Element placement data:
'''
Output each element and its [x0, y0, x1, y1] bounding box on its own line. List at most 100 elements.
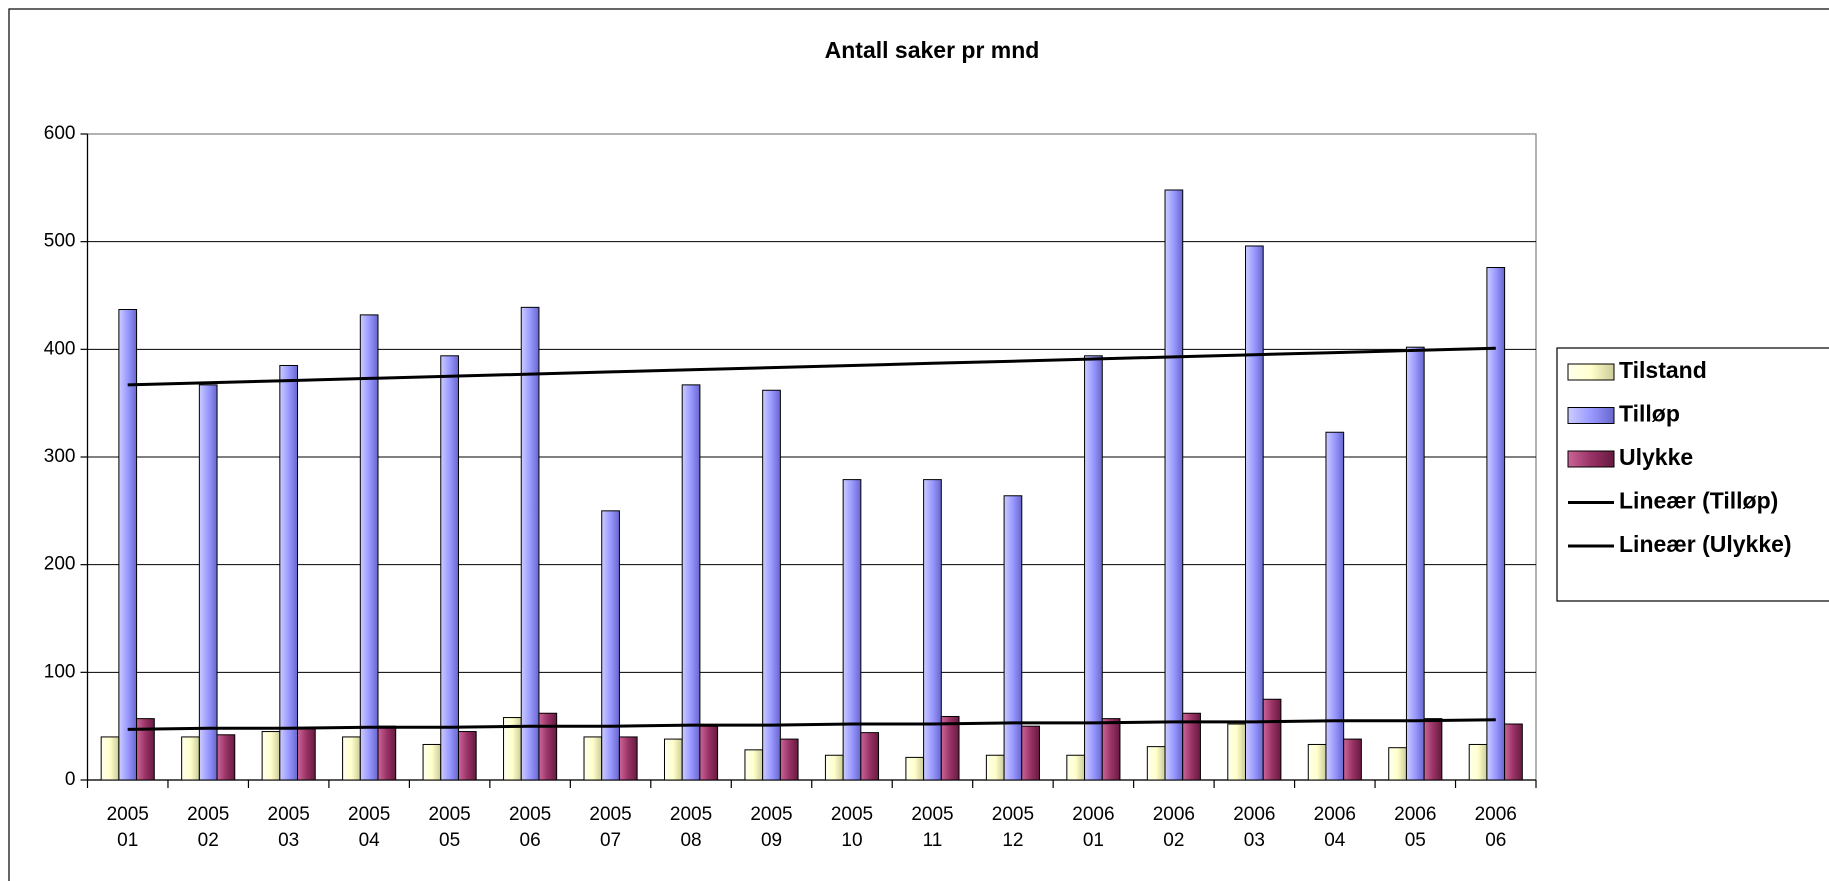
bar	[422, 743, 442, 781]
x-tick-label: 2005	[509, 804, 551, 825]
bar	[842, 479, 862, 781]
x-tick-label: 2005	[750, 804, 792, 825]
bar	[1101, 718, 1121, 781]
bar	[762, 389, 781, 781]
bar	[1244, 245, 1264, 781]
x-tick-label: 04	[1324, 830, 1346, 851]
x-tick-label: 2006	[1394, 804, 1436, 825]
bar	[940, 715, 960, 781]
bar	[663, 738, 683, 781]
x-tick-label: 2005	[589, 804, 631, 825]
x-tick-label: 02	[198, 830, 219, 851]
x-tick-label: 09	[761, 830, 782, 851]
bar	[377, 725, 397, 781]
bar	[100, 736, 120, 781]
y-tick-label: 600	[44, 123, 76, 144]
bar	[1486, 267, 1506, 781]
x-tick-label: 05	[1405, 830, 1426, 851]
x-tick-label: 2005	[670, 804, 712, 825]
x-tick-label: 05	[439, 830, 460, 851]
bar	[1504, 723, 1523, 781]
x-tick-label: 2005	[107, 804, 149, 825]
bar	[1003, 495, 1023, 781]
bar	[583, 736, 603, 781]
bar	[1021, 725, 1040, 781]
legend-swatch	[1567, 407, 1615, 424]
x-tick-label: 08	[680, 830, 701, 851]
legend-label: Lineær (Tilløp)	[1619, 488, 1778, 514]
bar	[860, 732, 880, 781]
x-tick-label: 2005	[428, 804, 470, 825]
x-tick-label: 2006	[1314, 804, 1356, 825]
x-tick-label: 2006	[1072, 804, 1114, 825]
x-tick-label: 2005	[268, 804, 310, 825]
legend-box	[1556, 347, 1829, 602]
x-tick-label: 04	[359, 830, 381, 851]
chart-title: Antall saker pr mnd	[825, 37, 1040, 63]
x-tick-label: 2006	[1153, 804, 1195, 825]
x-tick-label: 07	[600, 830, 621, 851]
bar	[520, 306, 540, 781]
y-tick-label: 200	[44, 554, 76, 575]
bar	[1262, 698, 1282, 781]
bar	[699, 725, 719, 781]
bar	[1066, 754, 1086, 781]
bar	[1423, 718, 1443, 781]
bar	[181, 736, 200, 781]
trend-line	[127, 718, 1496, 731]
bar	[342, 736, 361, 781]
legend-label: Lineær (Ulykke)	[1619, 531, 1792, 557]
legend-label: Ulykke	[1619, 444, 1693, 470]
x-tick-label: 12	[1002, 830, 1023, 851]
y-tick-label: 0	[65, 769, 76, 790]
bar	[261, 731, 281, 781]
x-tick-label: 2005	[992, 804, 1034, 825]
x-tick-label: 03	[1244, 830, 1265, 851]
bar	[538, 712, 558, 781]
x-tick-label: 11	[923, 830, 943, 851]
bar	[1084, 355, 1103, 781]
bar	[359, 314, 379, 781]
bar	[1468, 743, 1488, 781]
x-tick-label: 01	[1083, 830, 1104, 851]
bar	[601, 510, 620, 781]
bar	[1182, 712, 1201, 781]
x-tick-label: 2005	[187, 804, 229, 825]
bar	[681, 384, 701, 781]
legend-label: Tilløp	[1619, 401, 1680, 427]
x-tick-label: 2006	[1233, 804, 1275, 825]
bar	[457, 731, 477, 781]
bar	[216, 734, 236, 781]
bar	[1388, 747, 1407, 781]
x-tick-label: 01	[117, 830, 138, 851]
trend-line	[127, 346, 1496, 387]
x-tick-label: 2005	[911, 804, 953, 825]
x-tick-label: 06	[1485, 830, 1506, 851]
y-tick-label: 300	[44, 446, 76, 467]
bar	[618, 736, 638, 781]
bar	[440, 355, 459, 781]
bar	[136, 718, 155, 781]
y-tick-label: 400	[44, 338, 76, 359]
bar	[198, 384, 218, 781]
legend-swatch	[1567, 363, 1615, 381]
bar	[279, 364, 299, 781]
y-tick-label: 500	[44, 231, 76, 252]
x-tick-label: 2006	[1475, 804, 1517, 825]
legend-swatch	[1567, 450, 1615, 468]
bar	[1325, 431, 1345, 781]
bar	[985, 754, 1005, 781]
bar	[1164, 189, 1184, 781]
bar	[1227, 723, 1246, 781]
x-tick-label: 10	[841, 830, 862, 851]
bar	[1146, 746, 1166, 781]
bar	[779, 738, 799, 781]
bar	[744, 749, 764, 781]
bar	[923, 479, 942, 781]
bar	[118, 308, 138, 781]
x-tick-label: 2005	[348, 804, 390, 825]
x-tick-label: 2005	[831, 804, 873, 825]
bar	[824, 754, 844, 781]
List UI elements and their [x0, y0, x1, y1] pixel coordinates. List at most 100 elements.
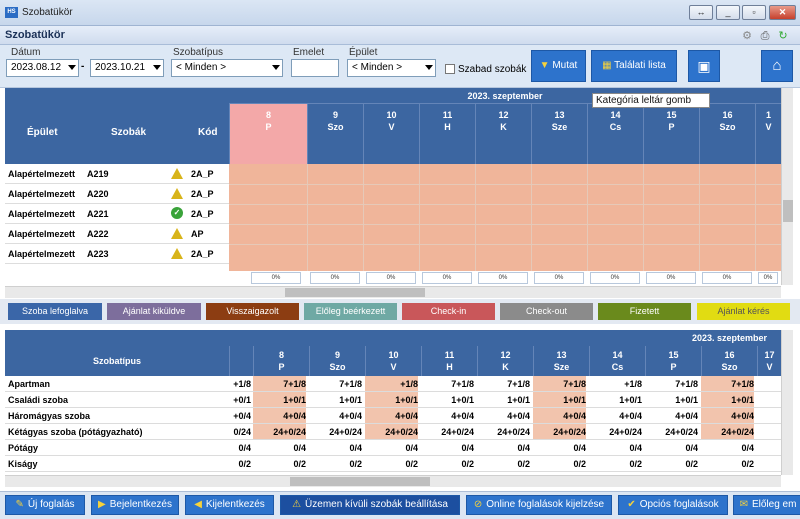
floor-input[interactable] [291, 59, 339, 77]
day-header[interactable]: 17 V [757, 346, 781, 376]
button-icon: ✎ [15, 499, 24, 510]
room-type-row[interactable]: Háromágyas szoba +0/4 4+0/4 4+0/4 4+0/4 4+0/4… [5, 408, 781, 424]
building-label: Épület [349, 47, 378, 58]
horizontal-scrollbar-2[interactable] [5, 475, 781, 487]
room-type-select[interactable]: < Minden > [171, 59, 283, 77]
availability-cell: 24+0/24 [497, 427, 530, 437]
button-icon: ✉ [739, 499, 748, 510]
app-icon: HS [5, 7, 18, 18]
day-header[interactable]: 10 V [365, 346, 421, 376]
home-button[interactable]: ⌂ [761, 50, 793, 82]
button-icon: ✔ [627, 499, 636, 510]
availability-cell: 7+1/8 [533, 376, 586, 391]
date-separator: - [81, 61, 85, 72]
room-type-row[interactable]: Kiságy 0/2 0/2 0/2 0/2 0/2 0/2 0/2 0/2 0/2 0/2 [5, 456, 781, 472]
bottom-button[interactable]: ✉ Előleg em [733, 495, 800, 515]
day-header[interactable]: 15 P [643, 104, 699, 164]
room-type-row[interactable]: Pótágy 0/4 0/4 0/4 0/4 0/4 0/4 0/4 0/4 0/4 0/4 [5, 440, 781, 456]
bottom-button[interactable]: ⚠ Üzemen kívüli szobák beállítása [280, 495, 460, 515]
close-button[interactable]: ✕ [769, 5, 796, 20]
day-header[interactable]: 13 Sze [531, 104, 587, 164]
room-row[interactable]: Alapértelmezett A220 2A_P [5, 184, 229, 204]
bottom-button[interactable]: ◀ Kijelentkezés [185, 495, 274, 515]
day-header[interactable]: 15 P [645, 346, 701, 376]
availability-cell: 1+0/1 [507, 395, 530, 405]
building-name: Alapértelmezett [8, 249, 76, 259]
day-header[interactable]: 14 Cs [587, 104, 643, 164]
room-row[interactable]: Alapértelmezett A219 2A_P [5, 164, 229, 184]
vertical-scrollbar-2[interactable] [781, 330, 793, 475]
availability-cell: 4+0/4 [701, 408, 754, 423]
bottom-button-label: Új foglalás [27, 499, 75, 510]
calendar-gridline [229, 184, 781, 185]
day-of-week: V [390, 362, 397, 372]
refresh-icon[interactable]: ↻ [778, 30, 788, 42]
day-header[interactable]: 14 Cs [589, 346, 645, 376]
button-icon: ⚠ [292, 499, 302, 510]
bottom-button[interactable]: ✎ Új foglalás [5, 495, 85, 515]
day-header[interactable]: 13 Sze [533, 346, 589, 376]
date-from-field[interactable]: 2023.08.12 [6, 59, 79, 77]
day-header[interactable]: 12 K [475, 104, 531, 164]
room-type-name: Családi szoba [8, 395, 69, 405]
warning-icon [171, 228, 183, 239]
bottom-button[interactable]: ✔ Opciós foglalások [618, 495, 728, 515]
availability-cell: 4+0/4 [339, 411, 362, 421]
print-icon[interactable]: ⎙ [760, 30, 770, 42]
legend-check-out: Check-out [500, 303, 593, 320]
availability-cell: 7+1/8 [253, 376, 306, 391]
day-header[interactable]: 11 H [421, 346, 477, 376]
horizontal-scrollbar[interactable] [5, 286, 781, 298]
day-header[interactable]: 11 H [419, 104, 475, 164]
scroll-thumb[interactable] [783, 200, 793, 222]
day-of-week: Szo [327, 122, 344, 132]
day-number: 8 [278, 350, 284, 360]
settings-icon[interactable]: ⚙ [742, 30, 752, 42]
category-inventory-button[interactable]: ▣ [688, 50, 720, 82]
availability-cell: 1+0/1 [339, 395, 362, 405]
calendar-gridline [755, 164, 756, 271]
status-legend: Szoba lefoglalva Ajánlat kiküldve Visszaig… [0, 299, 800, 324]
availability-cell: 0/2 [741, 459, 754, 469]
room-type-name: Kiságy [8, 459, 38, 469]
dropdown-arrow-icon [272, 65, 280, 70]
vertical-scrollbar[interactable] [781, 88, 793, 285]
building-select[interactable]: < Minden > [347, 59, 436, 77]
room-type-row[interactable]: Kétágyas szoba (pótágyazható) 0/24 24+0/24… [5, 424, 781, 440]
room-type-row[interactable]: Apartman +1/8 7+1/8 7+1/8 +1/8 7+1/8 7+1/8 7+1/… [5, 376, 781, 392]
room-code: 2A_P [191, 169, 214, 179]
room-row[interactable]: Alapértelmezett A223 2A_P [5, 244, 229, 264]
maximize-button[interactable]: ▫ [742, 5, 766, 20]
occupancy-percent: 0% [702, 272, 752, 284]
results-list-button[interactable]: ▦ Találati lista [591, 50, 677, 82]
day-header[interactable]: 16 Szo [701, 346, 757, 376]
room-row[interactable]: Alapértelmezett A221 ✓ 2A_P [5, 204, 229, 224]
free-rooms-checkbox[interactable] [445, 64, 455, 74]
availability-cell: 0/24 [233, 427, 251, 437]
room-type-name: Háromágyas szoba [8, 411, 91, 421]
day-header[interactable]: 12 K [477, 346, 533, 376]
availability-cell: 0/2 [461, 459, 474, 469]
scroll-thumb[interactable] [285, 288, 425, 297]
date-to-field[interactable]: 2023.10.21 [90, 59, 164, 77]
day-header[interactable]: 16 Szo [699, 104, 755, 164]
day-header[interactable]: 10 V [363, 104, 419, 164]
room-grid-header: Épület Szobák Kód [5, 88, 229, 164]
availability-cell: 24+0/24 [665, 427, 698, 437]
show-button[interactable]: ▼ Mutat [531, 50, 586, 82]
legend-visszaigazolt: Visszaigazolt [206, 303, 299, 320]
availability-cell: 0/2 [573, 459, 586, 469]
room-type-row[interactable]: Családi szoba +0/1 1+0/1 1+0/1 1+0/1 1+0/1 1+0… [5, 392, 781, 408]
bottom-button[interactable]: ▶ Bejelentkezés [91, 495, 179, 515]
restore-arrows-button[interactable]: ↔ [689, 5, 713, 20]
scroll-thumb[interactable] [290, 477, 430, 486]
calendar-cells[interactable] [229, 164, 781, 271]
day-header[interactable]: 9 Szo [307, 104, 363, 164]
minimize-button[interactable]: _ [716, 5, 740, 20]
day-header[interactable]: 9 Szo [309, 346, 365, 376]
bottom-button[interactable]: ⊘ Online foglalások kijelzése [466, 495, 612, 515]
room-row[interactable]: Alapértelmezett A222 AP [5, 224, 229, 244]
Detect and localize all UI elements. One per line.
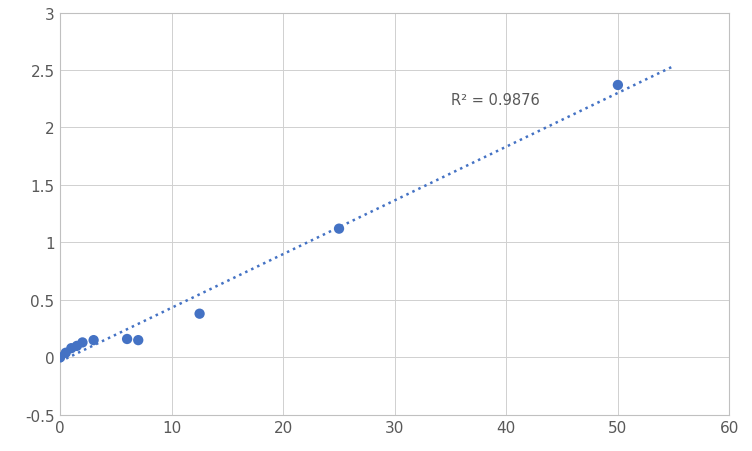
Point (132, 337, 144, 344)
Point (54, 354, 66, 361)
Point (87, 337, 99, 344)
Point (59, 350, 71, 357)
Point (193, 310, 205, 318)
Point (77, 339, 89, 346)
Point (333, 226, 345, 233)
Text: R² = 0.9876: R² = 0.9876 (450, 92, 539, 108)
Point (612, 82, 624, 89)
Point (71, 342, 83, 350)
Point (121, 336, 133, 343)
Point (65, 345, 77, 352)
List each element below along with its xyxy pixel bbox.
'''
→ WORK INSTRUCTIONS
Copy the lines above verbatim, starting at the line containing "Point (132, 337, 144, 344)" and ending at the line containing "Point (121, 336, 133, 343)".

→ TASK SOLUTION
Point (132, 337, 144, 344)
Point (54, 354, 66, 361)
Point (87, 337, 99, 344)
Point (59, 350, 71, 357)
Point (193, 310, 205, 318)
Point (77, 339, 89, 346)
Point (333, 226, 345, 233)
Text: R² = 0.9876: R² = 0.9876 (450, 92, 539, 108)
Point (612, 82, 624, 89)
Point (71, 342, 83, 350)
Point (121, 336, 133, 343)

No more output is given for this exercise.